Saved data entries
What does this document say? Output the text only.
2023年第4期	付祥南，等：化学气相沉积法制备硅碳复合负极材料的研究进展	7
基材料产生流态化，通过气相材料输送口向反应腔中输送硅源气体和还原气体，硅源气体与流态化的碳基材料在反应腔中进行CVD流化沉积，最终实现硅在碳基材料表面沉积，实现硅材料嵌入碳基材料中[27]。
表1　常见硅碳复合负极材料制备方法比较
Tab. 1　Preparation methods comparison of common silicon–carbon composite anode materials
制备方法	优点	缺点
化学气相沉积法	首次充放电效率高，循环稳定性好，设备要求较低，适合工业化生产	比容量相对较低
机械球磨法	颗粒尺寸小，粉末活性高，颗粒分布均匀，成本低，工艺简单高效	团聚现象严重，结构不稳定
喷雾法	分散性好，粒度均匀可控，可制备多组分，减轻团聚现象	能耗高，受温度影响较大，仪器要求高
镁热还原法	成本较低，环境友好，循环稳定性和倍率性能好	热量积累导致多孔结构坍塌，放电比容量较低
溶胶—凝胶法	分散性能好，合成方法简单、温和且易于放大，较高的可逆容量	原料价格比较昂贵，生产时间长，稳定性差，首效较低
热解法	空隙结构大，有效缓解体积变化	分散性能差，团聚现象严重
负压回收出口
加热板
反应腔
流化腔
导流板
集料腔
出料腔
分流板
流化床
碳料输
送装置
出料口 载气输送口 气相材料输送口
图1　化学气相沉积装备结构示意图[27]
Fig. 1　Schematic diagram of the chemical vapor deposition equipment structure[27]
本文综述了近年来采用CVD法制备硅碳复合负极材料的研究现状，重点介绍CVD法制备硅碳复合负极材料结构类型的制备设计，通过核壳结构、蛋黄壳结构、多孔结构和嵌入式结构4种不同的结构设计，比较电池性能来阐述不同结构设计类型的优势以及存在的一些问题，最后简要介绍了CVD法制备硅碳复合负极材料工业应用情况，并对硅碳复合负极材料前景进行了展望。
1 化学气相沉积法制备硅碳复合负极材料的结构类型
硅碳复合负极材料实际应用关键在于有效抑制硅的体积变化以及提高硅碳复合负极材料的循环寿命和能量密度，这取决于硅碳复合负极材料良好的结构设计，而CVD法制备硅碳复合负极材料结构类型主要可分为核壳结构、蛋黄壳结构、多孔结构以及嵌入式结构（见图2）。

• What the task asks:
Exactly reproduce every line of the data above.

• Solution for this exercise:
What does this document say? Output the text only.
2023年第4期	付祥南，等：化学气相沉积法制备硅碳复合负极材料的研究进展	7
基材料产生流态化，通过气相材料输送口向反应腔中输送硅源气体和还原气体，硅源气体与流态化的碳基材料在反应腔中进行CVD流化沉积，最终实现硅在碳基材料表面沉积，实现硅材料嵌入碳基材料中[27]。
表1　常见硅碳复合负极材料制备方法比较
Tab. 1　Preparation methods comparison of common silicon–carbon composite anode materials
制备方法	优点	缺点
化学气相沉积法	首次充放电效率高，循环稳定性好，设备要求较低，适合工业化生产	比容量相对较低
机械球磨法	颗粒尺寸小，粉末活性高，颗粒分布均匀，成本低，工艺简单高效	团聚现象严重，结构不稳定
喷雾法	分散性好，粒度均匀可控，可制备多组分，减轻团聚现象	能耗高，受温度影响较大，仪器要求高
镁热还原法	成本较低，环境友好，循环稳定性和倍率性能好	热量积累导致多孔结构坍塌，放电比容量较低
溶胶—凝胶法	分散性能好，合成方法简单、温和且易于放大，较高的可逆容量	原料价格比较昂贵，生产时间长，稳定性差，首效较低
热解法	空隙结构大，有效缓解体积变化	分散性能差，团聚现象严重
负压回收出口
加热板
反应腔
流化腔
导流板
集料腔
出料腔
分流板
流化床
碳料输
送装置
出料口 载气输送口 气相材料输送口
图1　化学气相沉积装备结构示意图[27]
Fig. 1　Schematic diagram of the chemical vapor deposition equipment structure[27]
本文综述了近年来采用CVD法制备硅碳复合负极材料的研究现状，重点介绍CVD法制备硅碳复合负极材料结构类型的制备设计，通过核壳结构、蛋黄壳结构、多孔结构和嵌入式结构4种不同的结构设计，比较电池性能来阐述不同结构设计类型的优势以及存在的一些问题，最后简要介绍了CVD法制备硅碳复合负极材料工业应用情况，并对硅碳复合负极材料前景进行了展望。
1 化学气相沉积法制备硅碳复合负极材料的结构类型
硅碳复合负极材料实际应用关键在于有效抑制硅的体积变化以及提高硅碳复合负极材料的循环寿命和能量密度，这取决于硅碳复合负极材料良好的结构设计，而CVD法制备硅碳复合负极材料结构类型主要可分为核壳结构、蛋黄壳结构、多孔结构以及嵌入式结构（见图2）。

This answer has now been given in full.